Data records
......
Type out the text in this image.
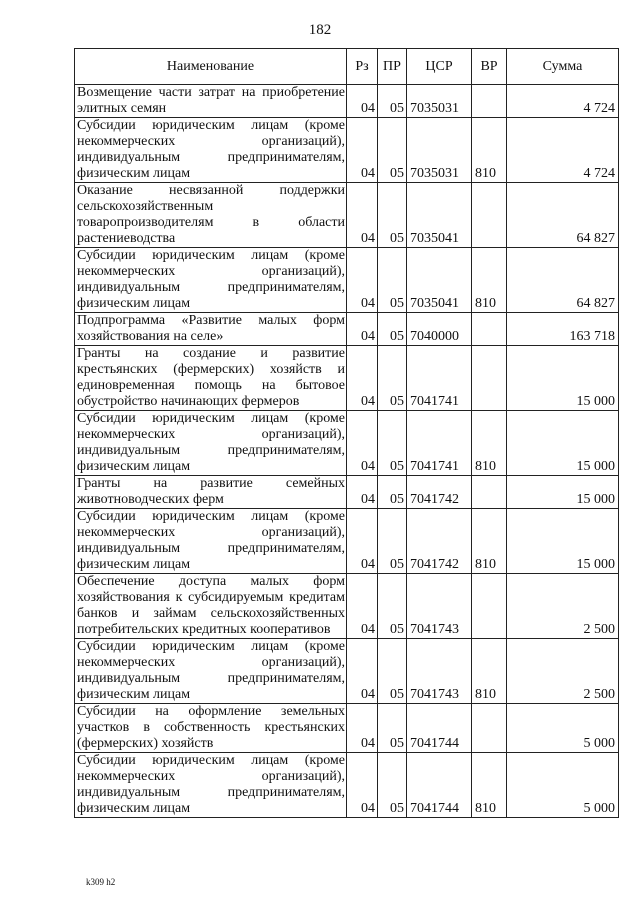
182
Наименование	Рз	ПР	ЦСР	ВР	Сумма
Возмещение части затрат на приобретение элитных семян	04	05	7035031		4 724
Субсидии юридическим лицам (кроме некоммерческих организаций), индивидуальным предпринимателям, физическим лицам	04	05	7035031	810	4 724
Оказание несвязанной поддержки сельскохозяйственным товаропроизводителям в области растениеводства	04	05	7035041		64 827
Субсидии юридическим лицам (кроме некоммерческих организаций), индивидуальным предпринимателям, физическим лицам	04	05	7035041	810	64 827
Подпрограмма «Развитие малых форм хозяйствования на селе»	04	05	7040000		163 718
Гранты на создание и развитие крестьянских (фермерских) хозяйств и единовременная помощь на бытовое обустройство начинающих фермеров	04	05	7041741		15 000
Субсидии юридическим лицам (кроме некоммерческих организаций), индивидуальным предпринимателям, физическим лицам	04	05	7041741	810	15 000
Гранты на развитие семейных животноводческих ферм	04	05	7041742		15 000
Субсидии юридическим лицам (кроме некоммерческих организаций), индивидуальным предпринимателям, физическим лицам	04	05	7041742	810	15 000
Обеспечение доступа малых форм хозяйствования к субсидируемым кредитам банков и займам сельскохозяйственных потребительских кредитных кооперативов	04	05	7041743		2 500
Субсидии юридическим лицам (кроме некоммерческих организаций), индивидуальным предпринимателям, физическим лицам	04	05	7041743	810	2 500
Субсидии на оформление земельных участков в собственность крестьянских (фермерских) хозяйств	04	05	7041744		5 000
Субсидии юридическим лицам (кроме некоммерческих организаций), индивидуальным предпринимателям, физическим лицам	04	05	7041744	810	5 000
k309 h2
......
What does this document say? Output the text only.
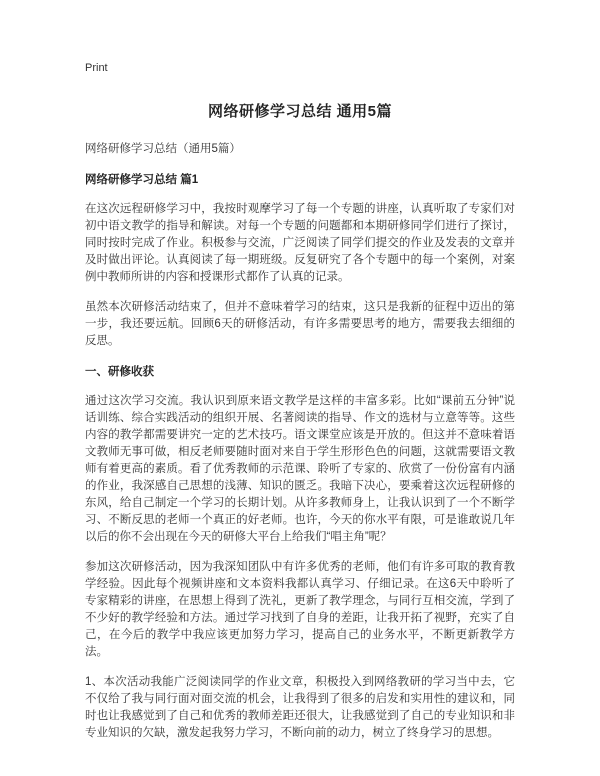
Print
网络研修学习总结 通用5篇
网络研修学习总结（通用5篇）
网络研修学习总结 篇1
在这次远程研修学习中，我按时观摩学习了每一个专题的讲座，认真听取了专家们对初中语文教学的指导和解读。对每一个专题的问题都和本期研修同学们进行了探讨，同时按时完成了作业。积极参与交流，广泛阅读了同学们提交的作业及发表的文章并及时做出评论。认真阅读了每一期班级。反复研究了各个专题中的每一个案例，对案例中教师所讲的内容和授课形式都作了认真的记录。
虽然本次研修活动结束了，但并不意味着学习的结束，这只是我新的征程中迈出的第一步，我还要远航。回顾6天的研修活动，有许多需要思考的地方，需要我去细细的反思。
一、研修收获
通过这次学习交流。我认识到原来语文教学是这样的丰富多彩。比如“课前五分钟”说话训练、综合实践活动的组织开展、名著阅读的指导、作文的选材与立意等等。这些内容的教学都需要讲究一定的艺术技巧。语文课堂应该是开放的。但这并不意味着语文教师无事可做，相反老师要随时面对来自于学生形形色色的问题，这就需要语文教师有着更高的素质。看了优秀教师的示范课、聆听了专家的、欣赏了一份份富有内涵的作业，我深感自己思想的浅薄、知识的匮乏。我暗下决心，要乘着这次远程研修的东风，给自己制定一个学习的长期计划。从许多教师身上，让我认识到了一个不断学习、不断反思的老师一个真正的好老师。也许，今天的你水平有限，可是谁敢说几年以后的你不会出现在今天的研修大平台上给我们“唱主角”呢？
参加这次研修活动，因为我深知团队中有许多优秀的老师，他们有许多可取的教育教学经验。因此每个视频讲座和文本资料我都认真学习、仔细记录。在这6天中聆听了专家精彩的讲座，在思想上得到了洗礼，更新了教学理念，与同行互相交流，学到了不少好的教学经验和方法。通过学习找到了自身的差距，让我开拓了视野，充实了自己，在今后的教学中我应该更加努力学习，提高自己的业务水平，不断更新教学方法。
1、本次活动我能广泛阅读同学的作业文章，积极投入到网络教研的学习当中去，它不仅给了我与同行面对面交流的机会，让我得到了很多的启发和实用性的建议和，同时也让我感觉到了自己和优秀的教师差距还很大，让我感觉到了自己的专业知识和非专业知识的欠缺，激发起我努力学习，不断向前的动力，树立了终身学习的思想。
......
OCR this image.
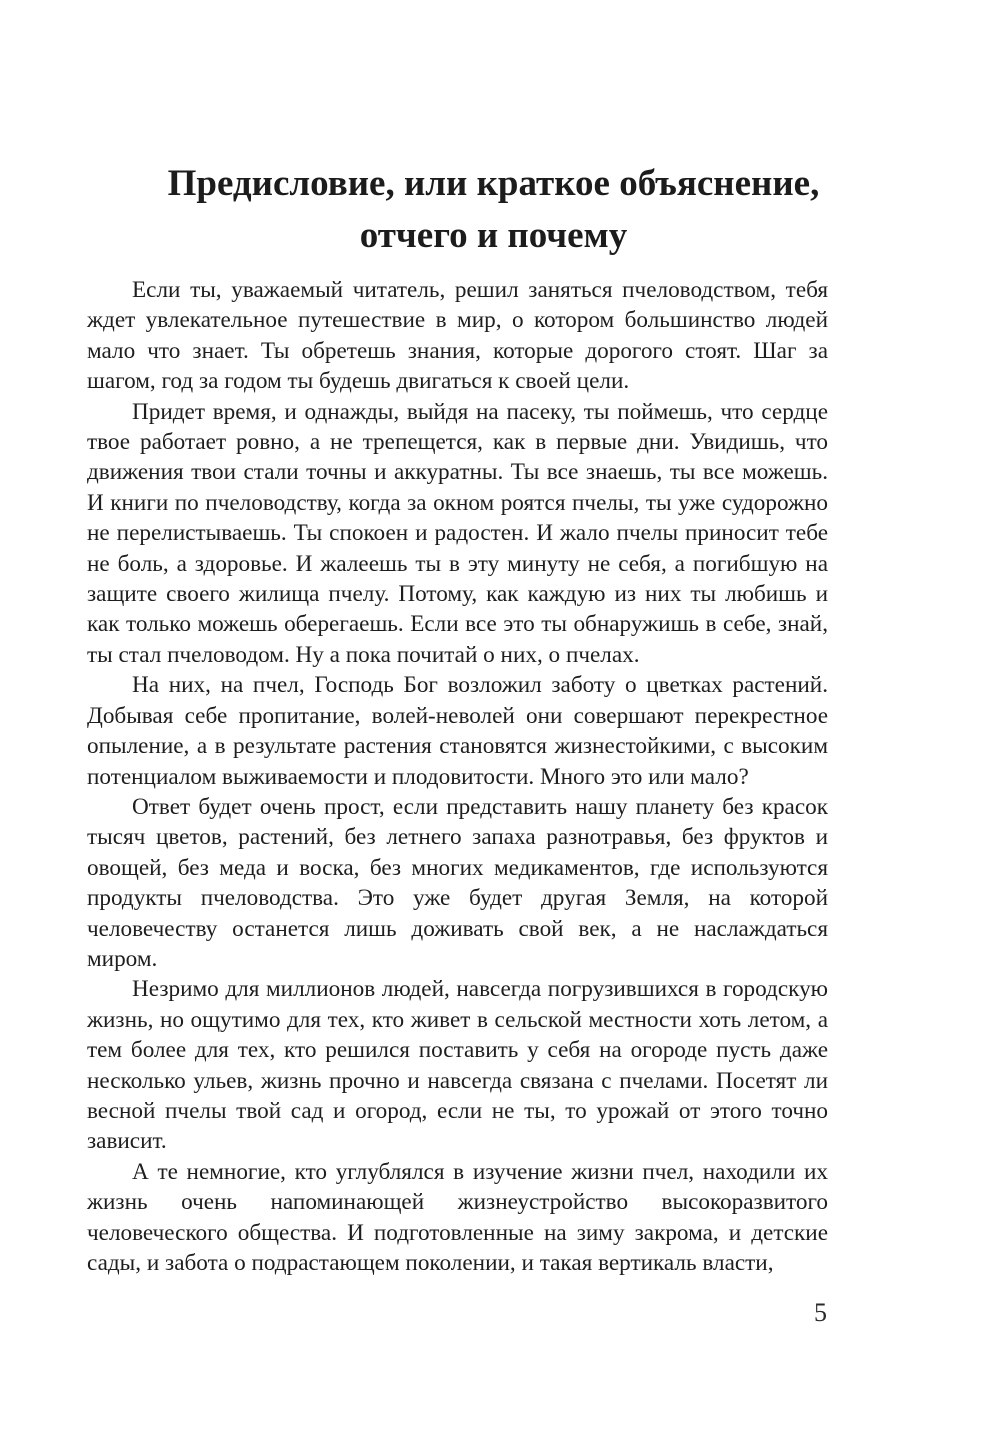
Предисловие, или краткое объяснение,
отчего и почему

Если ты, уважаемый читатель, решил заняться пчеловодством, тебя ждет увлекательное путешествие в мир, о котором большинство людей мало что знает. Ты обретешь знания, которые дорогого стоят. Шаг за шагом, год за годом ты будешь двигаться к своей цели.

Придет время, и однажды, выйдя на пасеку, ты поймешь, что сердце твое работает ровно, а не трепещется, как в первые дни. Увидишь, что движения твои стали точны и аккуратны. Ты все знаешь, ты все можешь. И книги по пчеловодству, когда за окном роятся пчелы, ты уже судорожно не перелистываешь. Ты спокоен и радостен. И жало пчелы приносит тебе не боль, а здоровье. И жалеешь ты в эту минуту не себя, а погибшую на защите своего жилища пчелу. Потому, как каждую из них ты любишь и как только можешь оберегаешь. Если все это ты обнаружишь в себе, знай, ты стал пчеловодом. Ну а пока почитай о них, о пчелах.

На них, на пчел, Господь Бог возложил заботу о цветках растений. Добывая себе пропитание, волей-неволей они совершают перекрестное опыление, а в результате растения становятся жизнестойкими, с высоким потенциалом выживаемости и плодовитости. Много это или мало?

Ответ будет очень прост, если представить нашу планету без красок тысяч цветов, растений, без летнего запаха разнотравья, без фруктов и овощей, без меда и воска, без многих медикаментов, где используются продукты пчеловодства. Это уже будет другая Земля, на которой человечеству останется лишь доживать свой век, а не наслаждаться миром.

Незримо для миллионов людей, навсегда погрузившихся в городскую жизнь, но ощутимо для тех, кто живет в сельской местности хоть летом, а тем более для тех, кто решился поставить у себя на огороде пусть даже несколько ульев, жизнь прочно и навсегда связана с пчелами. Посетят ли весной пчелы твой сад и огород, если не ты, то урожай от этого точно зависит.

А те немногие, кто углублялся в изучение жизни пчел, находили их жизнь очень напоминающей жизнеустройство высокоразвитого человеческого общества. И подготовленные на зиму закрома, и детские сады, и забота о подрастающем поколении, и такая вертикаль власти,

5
......
**Your objective**
Search the entries for "физическим" and copy out each line that has it.

**Result below**
Субсидии юридическим лицам (кроме некоммерческих организаций), индивидуальным предпринимателям, физическим лицам	04	05	7035031	810	4 724
Субсидии юридическим лицам (кроме некоммерческих организаций), индивидуальным предпринимателям, физическим лицам	04	05	7035041	810	64 827
Субсидии юридическим лицам (кроме некоммерческих организаций), индивидуальным предпринимателям, физическим лицам	04	05	7041741	810	15 000
Субсидии юридическим лицам (кроме некоммерческих организаций), индивидуальным предпринимателям, физическим лицам	04	05	7041742	810	15 000
Субсидии юридическим лицам (кроме некоммерческих организаций), индивидуальным предпринимателям, физическим лицам	04	05	7041743	810	2 500
Субсидии юридическим лицам (кроме некоммерческих организаций), индивидуальным предпринимателям, физическим лицам	04	05	7041744	810	5 000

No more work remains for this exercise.